━━━━━ TASK MATERIAL

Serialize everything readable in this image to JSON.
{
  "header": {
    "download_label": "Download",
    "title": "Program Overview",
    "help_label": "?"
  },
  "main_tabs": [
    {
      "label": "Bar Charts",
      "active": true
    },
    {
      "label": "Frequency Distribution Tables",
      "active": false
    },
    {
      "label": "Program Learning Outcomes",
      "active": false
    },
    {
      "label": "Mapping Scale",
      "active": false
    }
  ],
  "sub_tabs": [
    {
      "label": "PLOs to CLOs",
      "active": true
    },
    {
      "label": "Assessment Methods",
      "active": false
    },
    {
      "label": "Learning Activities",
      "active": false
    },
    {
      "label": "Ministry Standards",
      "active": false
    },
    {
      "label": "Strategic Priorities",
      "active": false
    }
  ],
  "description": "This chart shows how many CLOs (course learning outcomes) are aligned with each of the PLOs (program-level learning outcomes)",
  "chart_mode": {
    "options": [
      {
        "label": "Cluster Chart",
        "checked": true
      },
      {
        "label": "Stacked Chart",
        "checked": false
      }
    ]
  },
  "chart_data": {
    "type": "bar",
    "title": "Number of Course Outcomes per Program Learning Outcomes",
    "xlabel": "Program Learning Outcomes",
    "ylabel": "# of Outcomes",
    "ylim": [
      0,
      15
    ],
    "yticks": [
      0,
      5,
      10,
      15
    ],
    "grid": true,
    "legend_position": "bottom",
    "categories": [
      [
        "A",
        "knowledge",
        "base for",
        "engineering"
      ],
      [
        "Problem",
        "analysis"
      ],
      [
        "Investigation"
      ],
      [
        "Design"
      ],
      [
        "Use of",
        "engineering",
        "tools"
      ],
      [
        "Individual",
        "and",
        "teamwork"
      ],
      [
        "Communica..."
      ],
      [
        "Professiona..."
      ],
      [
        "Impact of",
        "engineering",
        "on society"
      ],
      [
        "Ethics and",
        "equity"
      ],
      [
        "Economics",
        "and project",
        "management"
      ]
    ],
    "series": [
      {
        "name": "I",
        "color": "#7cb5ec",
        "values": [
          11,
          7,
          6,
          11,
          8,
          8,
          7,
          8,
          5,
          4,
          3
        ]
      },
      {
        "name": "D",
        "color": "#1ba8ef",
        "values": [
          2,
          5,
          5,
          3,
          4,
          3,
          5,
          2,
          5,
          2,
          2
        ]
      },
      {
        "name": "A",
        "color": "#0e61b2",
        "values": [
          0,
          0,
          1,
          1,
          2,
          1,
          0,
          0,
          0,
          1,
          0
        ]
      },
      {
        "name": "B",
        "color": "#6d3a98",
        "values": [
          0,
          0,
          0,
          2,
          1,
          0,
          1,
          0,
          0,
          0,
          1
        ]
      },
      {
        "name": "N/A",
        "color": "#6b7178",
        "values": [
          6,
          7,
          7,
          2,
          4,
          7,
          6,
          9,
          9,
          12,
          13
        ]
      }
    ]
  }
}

━━━━━━━━━━

- _TASK DIRECTIONS_:
Each line that holds the word "true" should be extracted from the records.

- _SOLUTION FOR THIS PROBLEM_:
      "active": true
      "active": true
        "checked": true
    "grid": true,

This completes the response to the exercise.